■ What the task asks:
Look through the records below, count the lines with the word "this", and reply with only the number.

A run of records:
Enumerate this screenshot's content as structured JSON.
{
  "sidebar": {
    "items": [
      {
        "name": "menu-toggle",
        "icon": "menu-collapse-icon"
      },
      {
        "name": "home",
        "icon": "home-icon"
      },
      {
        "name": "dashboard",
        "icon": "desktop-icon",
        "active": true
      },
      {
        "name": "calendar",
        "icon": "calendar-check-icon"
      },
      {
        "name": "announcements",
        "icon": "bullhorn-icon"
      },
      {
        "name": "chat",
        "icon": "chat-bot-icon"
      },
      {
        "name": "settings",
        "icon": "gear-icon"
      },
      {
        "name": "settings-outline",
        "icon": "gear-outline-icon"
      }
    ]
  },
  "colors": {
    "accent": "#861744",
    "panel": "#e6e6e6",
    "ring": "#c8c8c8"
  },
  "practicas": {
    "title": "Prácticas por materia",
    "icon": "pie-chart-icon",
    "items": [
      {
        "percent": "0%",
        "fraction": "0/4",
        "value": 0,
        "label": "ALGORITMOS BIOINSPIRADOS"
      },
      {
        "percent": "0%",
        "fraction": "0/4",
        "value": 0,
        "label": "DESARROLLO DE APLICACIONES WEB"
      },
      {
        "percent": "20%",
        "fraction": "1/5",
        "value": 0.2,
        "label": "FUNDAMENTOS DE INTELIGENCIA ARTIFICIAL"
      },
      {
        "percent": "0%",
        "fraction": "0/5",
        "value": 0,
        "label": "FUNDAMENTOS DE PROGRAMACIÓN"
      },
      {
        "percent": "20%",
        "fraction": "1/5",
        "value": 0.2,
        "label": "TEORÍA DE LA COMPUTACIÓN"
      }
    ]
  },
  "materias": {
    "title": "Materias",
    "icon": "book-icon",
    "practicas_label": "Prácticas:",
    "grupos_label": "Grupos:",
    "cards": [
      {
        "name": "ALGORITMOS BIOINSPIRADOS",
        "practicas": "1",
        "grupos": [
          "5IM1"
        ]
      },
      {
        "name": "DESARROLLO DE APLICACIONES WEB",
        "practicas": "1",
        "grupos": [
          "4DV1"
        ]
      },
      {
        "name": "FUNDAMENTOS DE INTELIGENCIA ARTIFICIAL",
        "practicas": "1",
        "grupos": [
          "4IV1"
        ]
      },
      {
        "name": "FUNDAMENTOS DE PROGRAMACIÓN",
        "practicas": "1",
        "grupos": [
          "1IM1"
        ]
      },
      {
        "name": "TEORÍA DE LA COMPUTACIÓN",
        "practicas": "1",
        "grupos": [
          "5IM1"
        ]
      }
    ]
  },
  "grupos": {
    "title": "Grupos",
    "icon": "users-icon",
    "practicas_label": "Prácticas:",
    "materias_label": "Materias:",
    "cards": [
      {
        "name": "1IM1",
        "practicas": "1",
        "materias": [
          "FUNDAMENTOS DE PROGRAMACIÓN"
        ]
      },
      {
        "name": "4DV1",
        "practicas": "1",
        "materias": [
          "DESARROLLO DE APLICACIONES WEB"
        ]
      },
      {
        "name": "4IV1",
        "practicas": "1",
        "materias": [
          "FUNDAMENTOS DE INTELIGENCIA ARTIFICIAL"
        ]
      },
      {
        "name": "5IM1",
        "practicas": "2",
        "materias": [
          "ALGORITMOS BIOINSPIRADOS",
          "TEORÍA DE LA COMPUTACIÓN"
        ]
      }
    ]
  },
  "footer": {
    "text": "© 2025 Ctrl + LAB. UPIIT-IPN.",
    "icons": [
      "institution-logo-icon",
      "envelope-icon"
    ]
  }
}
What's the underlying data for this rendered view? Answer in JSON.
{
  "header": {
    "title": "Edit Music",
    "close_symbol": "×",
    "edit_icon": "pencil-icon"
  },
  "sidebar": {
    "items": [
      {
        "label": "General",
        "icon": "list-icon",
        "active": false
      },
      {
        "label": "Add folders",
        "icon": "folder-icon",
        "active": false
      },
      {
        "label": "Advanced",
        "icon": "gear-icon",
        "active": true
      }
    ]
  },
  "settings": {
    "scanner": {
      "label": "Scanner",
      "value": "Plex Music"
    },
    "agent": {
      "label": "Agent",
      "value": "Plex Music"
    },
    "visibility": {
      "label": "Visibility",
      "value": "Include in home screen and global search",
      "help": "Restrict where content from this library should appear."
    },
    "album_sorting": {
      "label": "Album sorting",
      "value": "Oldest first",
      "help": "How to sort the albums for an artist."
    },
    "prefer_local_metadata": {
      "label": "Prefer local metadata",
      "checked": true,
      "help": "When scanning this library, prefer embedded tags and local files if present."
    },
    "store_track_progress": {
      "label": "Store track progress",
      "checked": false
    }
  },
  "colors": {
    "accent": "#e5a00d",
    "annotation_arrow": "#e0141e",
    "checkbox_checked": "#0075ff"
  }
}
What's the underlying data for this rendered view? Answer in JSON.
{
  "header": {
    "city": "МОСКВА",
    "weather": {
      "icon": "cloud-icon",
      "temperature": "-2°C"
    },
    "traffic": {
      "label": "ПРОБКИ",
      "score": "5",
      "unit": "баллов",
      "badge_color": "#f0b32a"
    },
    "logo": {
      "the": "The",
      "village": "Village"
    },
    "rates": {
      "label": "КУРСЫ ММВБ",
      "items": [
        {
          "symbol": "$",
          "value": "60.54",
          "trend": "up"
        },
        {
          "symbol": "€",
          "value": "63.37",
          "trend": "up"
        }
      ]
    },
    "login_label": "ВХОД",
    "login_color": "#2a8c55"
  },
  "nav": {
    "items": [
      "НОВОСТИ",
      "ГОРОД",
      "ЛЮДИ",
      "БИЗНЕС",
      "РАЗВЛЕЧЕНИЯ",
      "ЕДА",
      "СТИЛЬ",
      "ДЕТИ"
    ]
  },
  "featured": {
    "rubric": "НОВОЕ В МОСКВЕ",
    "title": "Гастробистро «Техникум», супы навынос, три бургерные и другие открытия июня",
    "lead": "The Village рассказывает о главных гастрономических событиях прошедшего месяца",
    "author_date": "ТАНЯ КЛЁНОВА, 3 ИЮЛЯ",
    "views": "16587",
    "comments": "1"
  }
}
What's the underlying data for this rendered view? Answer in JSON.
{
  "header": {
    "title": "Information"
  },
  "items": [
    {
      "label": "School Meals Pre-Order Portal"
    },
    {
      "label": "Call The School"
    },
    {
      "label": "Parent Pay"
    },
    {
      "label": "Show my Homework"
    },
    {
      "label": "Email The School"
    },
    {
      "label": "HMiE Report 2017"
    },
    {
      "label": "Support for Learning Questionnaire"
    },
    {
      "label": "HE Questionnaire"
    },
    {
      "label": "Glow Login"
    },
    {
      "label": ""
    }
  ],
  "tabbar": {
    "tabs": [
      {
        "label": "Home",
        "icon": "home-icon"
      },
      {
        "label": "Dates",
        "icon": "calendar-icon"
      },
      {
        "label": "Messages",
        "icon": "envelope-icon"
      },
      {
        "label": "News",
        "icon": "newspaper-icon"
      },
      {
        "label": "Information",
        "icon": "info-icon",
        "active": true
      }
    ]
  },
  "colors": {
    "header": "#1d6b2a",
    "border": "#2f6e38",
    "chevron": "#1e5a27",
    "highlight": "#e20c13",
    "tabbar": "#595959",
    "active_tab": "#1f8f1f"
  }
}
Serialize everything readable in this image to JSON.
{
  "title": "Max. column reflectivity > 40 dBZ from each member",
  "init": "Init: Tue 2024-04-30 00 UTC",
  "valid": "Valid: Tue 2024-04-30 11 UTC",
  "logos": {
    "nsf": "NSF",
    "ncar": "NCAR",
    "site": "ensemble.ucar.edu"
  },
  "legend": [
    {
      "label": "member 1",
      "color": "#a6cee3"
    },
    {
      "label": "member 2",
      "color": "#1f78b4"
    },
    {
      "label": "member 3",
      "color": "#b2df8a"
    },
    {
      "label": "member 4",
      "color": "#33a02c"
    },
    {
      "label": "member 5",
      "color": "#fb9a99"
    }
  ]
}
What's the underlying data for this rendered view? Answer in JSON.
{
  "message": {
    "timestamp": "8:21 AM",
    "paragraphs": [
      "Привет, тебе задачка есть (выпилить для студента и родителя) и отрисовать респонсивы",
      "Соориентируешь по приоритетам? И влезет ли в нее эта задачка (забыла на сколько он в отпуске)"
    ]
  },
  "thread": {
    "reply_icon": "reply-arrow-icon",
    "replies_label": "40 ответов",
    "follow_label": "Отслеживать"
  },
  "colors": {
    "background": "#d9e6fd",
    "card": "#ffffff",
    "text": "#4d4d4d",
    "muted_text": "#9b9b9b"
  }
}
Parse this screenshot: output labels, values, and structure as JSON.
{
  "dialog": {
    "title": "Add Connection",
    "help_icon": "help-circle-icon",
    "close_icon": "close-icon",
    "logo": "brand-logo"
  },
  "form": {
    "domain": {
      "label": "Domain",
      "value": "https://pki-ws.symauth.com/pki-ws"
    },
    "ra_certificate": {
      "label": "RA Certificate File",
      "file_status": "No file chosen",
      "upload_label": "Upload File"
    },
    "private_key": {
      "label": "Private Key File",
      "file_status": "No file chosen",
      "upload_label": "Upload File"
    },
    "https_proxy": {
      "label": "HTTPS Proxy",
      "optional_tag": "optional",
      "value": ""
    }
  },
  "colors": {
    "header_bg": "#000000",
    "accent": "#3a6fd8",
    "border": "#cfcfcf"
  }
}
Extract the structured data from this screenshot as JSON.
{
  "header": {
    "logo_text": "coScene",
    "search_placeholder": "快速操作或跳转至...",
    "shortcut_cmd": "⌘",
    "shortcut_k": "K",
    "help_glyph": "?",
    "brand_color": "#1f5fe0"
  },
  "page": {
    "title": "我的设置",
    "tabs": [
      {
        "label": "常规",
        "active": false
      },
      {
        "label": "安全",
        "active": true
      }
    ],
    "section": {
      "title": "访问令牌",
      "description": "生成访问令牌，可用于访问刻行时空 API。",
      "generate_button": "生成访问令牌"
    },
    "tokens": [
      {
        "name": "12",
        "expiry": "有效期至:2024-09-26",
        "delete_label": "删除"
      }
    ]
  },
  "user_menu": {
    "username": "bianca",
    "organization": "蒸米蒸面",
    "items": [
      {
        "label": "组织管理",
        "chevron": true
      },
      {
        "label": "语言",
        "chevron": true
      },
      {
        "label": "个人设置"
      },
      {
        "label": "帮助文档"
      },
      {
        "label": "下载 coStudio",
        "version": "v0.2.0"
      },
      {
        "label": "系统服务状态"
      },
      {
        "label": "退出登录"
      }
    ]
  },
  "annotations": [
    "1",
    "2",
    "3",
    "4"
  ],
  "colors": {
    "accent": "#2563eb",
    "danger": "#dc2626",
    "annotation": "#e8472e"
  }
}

■ Response to the task:
10